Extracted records
------------------------------------------------
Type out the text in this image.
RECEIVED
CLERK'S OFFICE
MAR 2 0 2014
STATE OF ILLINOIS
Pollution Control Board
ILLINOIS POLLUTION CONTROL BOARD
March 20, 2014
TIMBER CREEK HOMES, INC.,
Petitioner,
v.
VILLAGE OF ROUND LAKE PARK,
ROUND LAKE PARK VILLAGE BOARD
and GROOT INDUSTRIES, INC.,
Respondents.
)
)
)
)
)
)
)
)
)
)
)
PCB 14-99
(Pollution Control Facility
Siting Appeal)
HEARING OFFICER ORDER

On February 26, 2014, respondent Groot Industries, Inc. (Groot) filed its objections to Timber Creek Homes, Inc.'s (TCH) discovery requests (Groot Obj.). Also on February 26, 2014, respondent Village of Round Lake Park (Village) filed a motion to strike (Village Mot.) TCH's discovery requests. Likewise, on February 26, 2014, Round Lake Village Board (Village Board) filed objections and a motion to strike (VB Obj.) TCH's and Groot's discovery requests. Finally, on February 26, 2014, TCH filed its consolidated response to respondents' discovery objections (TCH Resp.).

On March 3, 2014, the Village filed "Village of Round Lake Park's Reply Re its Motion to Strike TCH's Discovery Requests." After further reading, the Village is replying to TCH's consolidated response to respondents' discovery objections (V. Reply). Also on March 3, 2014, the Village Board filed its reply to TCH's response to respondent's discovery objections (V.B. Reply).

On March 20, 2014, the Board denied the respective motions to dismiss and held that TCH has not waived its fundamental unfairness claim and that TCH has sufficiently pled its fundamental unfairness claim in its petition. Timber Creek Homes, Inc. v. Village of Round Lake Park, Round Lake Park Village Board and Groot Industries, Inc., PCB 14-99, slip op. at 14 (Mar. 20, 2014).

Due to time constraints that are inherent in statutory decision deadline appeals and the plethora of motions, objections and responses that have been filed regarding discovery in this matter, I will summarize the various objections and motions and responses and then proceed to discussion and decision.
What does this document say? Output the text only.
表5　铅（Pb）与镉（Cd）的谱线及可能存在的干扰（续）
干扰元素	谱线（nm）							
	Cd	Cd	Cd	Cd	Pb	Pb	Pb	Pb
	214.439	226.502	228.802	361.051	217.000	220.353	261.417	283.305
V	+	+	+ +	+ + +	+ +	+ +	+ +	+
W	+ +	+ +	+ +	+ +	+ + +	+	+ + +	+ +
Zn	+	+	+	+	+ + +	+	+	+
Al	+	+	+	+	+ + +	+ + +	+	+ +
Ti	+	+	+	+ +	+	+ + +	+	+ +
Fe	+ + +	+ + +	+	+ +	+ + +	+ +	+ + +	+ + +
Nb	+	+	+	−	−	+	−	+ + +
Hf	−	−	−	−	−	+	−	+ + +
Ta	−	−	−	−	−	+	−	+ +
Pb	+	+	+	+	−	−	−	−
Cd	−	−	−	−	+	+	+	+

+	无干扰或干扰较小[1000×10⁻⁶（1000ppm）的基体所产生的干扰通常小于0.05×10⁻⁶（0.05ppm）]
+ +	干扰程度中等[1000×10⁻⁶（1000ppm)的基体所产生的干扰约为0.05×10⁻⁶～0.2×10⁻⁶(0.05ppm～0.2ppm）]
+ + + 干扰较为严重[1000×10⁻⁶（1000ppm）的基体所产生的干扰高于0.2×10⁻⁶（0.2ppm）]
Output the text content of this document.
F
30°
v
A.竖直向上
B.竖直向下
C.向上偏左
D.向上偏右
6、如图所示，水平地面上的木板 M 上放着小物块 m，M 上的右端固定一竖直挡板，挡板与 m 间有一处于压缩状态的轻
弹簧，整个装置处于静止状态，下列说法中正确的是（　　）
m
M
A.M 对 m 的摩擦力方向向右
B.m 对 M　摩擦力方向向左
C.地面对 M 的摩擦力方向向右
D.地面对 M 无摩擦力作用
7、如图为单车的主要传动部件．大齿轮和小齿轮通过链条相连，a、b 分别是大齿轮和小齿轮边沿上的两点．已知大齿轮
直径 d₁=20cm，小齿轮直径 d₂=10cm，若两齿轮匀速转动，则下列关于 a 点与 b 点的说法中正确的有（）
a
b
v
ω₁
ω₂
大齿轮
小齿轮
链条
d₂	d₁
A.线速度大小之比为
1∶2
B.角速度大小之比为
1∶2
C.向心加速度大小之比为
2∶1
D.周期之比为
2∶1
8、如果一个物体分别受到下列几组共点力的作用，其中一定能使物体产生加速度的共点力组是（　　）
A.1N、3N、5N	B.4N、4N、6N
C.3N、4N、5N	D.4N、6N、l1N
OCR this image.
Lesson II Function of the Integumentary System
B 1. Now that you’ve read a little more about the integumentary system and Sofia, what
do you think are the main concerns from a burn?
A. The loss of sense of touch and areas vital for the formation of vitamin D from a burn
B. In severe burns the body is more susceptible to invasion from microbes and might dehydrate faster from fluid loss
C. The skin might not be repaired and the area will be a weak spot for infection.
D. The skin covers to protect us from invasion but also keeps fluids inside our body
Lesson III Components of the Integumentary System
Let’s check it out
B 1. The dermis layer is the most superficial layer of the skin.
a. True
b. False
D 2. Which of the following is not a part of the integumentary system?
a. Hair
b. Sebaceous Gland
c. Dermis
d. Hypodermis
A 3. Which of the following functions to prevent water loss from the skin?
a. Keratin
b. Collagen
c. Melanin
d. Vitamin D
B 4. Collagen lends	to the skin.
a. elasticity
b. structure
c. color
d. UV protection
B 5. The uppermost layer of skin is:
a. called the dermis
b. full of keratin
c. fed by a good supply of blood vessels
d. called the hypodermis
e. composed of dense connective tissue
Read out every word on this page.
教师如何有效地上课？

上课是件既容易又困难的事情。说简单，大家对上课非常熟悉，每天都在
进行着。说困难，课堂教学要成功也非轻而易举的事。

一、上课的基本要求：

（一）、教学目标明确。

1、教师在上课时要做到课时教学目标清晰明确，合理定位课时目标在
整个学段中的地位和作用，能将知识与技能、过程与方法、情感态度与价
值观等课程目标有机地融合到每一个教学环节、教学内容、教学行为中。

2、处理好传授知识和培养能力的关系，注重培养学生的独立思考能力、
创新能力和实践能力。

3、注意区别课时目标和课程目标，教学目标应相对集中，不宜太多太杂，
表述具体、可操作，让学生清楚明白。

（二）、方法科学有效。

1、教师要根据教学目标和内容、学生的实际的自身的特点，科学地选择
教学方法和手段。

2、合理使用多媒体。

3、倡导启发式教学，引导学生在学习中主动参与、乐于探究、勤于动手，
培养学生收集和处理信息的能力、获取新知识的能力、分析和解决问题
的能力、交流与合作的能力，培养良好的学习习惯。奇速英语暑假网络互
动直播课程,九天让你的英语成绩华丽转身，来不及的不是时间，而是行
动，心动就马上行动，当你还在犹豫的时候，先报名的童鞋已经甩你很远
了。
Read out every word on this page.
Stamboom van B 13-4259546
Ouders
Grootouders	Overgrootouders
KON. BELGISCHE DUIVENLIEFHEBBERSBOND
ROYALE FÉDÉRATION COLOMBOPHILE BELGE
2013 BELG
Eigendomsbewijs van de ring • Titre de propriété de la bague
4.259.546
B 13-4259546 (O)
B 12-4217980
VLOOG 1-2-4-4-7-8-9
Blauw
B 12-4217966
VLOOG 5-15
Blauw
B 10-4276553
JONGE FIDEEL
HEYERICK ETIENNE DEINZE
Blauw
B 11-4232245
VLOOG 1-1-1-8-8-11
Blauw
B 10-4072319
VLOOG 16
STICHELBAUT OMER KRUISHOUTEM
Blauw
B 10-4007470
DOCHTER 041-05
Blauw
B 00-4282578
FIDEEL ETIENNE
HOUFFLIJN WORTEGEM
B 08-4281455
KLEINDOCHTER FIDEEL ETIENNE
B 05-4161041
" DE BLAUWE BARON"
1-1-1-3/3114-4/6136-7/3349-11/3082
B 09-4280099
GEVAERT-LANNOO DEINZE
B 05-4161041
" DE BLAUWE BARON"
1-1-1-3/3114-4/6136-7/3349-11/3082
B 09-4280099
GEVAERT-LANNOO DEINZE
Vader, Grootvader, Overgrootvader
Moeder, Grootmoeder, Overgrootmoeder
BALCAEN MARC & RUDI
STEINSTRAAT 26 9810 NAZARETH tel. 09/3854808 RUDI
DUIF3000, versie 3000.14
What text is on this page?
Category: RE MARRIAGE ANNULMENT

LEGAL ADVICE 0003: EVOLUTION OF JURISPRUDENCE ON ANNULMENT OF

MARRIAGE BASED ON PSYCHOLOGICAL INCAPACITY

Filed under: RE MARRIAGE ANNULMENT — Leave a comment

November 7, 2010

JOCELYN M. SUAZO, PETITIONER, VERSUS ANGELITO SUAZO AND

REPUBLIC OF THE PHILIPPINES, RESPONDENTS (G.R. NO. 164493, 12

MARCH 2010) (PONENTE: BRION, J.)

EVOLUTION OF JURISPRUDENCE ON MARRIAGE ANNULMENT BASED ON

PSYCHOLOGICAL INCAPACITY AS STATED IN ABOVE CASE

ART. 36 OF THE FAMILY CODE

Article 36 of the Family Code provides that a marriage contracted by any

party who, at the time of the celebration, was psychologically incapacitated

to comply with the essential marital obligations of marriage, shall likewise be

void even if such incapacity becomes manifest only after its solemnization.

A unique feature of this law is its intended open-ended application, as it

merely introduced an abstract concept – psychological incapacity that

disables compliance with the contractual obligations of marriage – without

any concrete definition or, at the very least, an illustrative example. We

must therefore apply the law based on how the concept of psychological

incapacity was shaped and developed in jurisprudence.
------------------------------------------------
WHAT THE EXERCISE ASKS — Go through the listing above and pull out each line containing the word "might".

RESULT FOR THIS TASK —
B. In severe burns the body is more susceptible to invasion from microbes and might dehydrate faster from fluid loss
C. The skin might not be repaired and the area will be a weak spot for infection.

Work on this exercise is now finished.